PARTS OF THE EXERCISE —
1. Answer these questions from the quota service text:
(a) In what language is the quota service implemented?
(b) What fallback does the text offer as an example for clients when the quota service is unavailable or slow to respond?
(c) Under which license are the quota service and its clients released?
2. Reproduce the quota service text word for word, from "Whether the shared" to "visibility or measurement.".

The purpose of a quota service is to prevent cascading failures in micro-service environments. The service acts as a traffic cop, slowing down traffic where necessary to prevent overloading services. Further, it can be used as a global rate limiter. For this to work, remote procedure calls (RPCs) between services consult the quota service before making a call. The service isn’t strictly for RPCs between services, and can even be used to apply quotas to database calls, for example.
The quota service is of interest to anyone building services that communicate with each other via RPC, or that communicate with shared resources such as databases over a network and are interested in limiting the impact of cascading failures due to resource starvation or poor allocation.
Whether the shared resource is a database or a service in itself, less critical systems could overwhelm a shared resource which could trigger outages in more critical functions that depend on this shared resource.
We have seen this as a practical, real-life in the past, and have attached custom rate limiter code to various parts of various services, and/or just increased capacity without visibility or measurement.
The quota service discussed here aims to ration how much a shared resource can be used by a given service, limiting the impact of such cascading failures. Increasing quotas would involve a capacity planning exercise to ensure the resource is capable of handling the allowed load.
The quota service is written as a gRPC service, implemented in Go for close-to-system runtime performance. Go's abundance of relevant open source libraries such as leaky and token buckets also helped influence this decision. Using gRPC also allows for easy client implementations, since gRPC has client libraries for a wide variety of platforms.
Naïve clients simply ask the quota service for permission to make an RPC call. Clients have sensible defaults configured, to fall back to if the quota service is unavailable or doesn't respond in a timely manner. An example of such a fallback could be a naïve rate limiter set to, say, 100 requests per second.
This design also discusses smarter clients. Smart clients maintain a client-side bucket which will be used by the application. A client-side thread will top up the bucket at the default rate. An asynchronous thread will periodically ask the quota service for more tokens to add to the bucket. This allows for greater resilience to latency spikes in the quota service, and takes the additional step of querying the quota service off the critical path. However this comes at the additional cost of a more complex client.
A gRPC client interceptor can be used to make sure quotas are checked before RPC calls are made, as demonstrated in this example. Discussions are currently underway to ensure the same level of client-side interceptor support is available across all gRPC client libraries.
The quota service and clients are all completely open source, under the Apache Software Foundation License v2.0 (ASLv2). See LICENSE for details.
In order of priority.
- Provide service that maintains in-memory data structures tracking quotas.
- Statically configure the service via a YAML configuration file.

RECORDED INFORMATION —
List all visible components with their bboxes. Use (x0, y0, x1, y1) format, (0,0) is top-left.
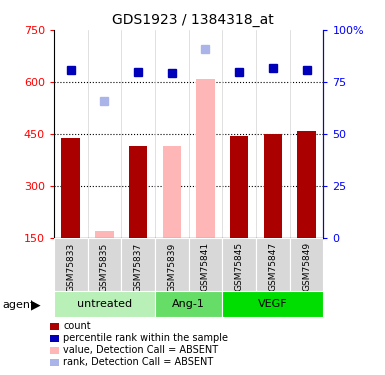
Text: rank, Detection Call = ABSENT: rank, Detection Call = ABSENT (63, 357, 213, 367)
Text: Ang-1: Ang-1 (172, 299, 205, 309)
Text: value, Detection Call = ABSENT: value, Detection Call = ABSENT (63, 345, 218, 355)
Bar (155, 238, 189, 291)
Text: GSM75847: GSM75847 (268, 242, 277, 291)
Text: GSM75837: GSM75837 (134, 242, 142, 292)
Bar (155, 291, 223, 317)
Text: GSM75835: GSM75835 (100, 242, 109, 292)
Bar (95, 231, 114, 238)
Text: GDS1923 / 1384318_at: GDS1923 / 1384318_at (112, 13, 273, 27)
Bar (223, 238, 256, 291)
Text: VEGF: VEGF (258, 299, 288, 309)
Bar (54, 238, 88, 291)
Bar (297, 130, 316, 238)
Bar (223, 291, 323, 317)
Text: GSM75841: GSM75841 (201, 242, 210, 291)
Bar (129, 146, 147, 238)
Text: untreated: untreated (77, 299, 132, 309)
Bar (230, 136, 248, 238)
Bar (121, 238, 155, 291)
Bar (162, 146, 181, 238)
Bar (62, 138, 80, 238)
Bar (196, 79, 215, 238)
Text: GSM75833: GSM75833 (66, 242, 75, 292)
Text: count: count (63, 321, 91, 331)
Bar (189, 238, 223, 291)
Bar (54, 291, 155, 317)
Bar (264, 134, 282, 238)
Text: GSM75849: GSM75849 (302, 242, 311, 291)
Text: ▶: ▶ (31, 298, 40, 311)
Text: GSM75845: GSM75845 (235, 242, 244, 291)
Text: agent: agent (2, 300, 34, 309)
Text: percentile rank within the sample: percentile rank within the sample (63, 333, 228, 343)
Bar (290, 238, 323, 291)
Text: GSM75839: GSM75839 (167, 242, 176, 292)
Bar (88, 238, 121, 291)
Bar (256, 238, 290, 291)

OUTPUTS BY TASK —
1.
(a) Go.
(b) A naïve rate limiter set to 100 requests per second.
(c) The Apache Software Foundation License v2.0 (ASLv2).

2.
Whether the shared resource is a database or a service in itself, less critical systems could overwhelm a shared resource which could trigger outages in more critical functions that depend on this shared resource.
We have seen this as a practical, real-life in the past, and have attached custom rate limiter code to various parts of various services, and/or just increased capacity without visibility or measurement.